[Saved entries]
◆ ◆ ◆ ◆ ◆ ◆ ◆

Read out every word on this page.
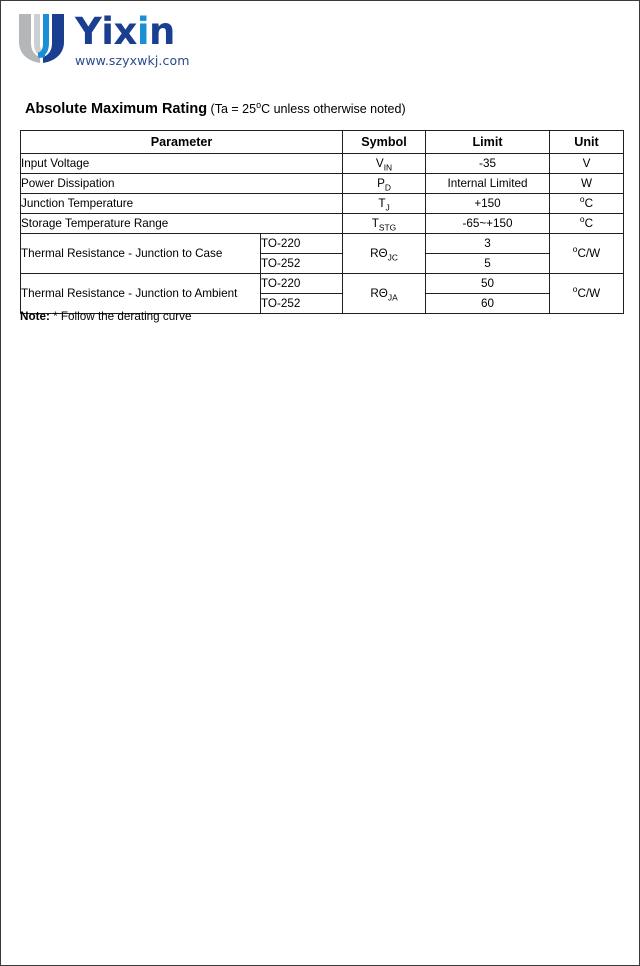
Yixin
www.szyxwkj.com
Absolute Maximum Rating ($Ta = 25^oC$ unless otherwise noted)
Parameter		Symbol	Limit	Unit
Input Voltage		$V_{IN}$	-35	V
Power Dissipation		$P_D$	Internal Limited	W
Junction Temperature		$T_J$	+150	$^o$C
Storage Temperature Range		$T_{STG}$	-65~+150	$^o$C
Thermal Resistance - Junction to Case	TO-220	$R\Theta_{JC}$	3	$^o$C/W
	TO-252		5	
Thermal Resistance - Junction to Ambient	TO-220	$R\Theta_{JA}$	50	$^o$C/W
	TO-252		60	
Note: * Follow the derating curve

◆ ◆ ◆ ◆ ◆ ◆ ◆

PROBLEM TO SOLVE |
Wherever a line in the data above holds "Resistance", copy that line.

EXPECTED OUTPUT |
Thermal Resistance - Junction to Case	TO-220	$R\Theta_{JC}$	3	$^o$C/W
Thermal Resistance - Junction to Ambient	TO-220	$R\Theta_{JA}$	50	$^o$C/W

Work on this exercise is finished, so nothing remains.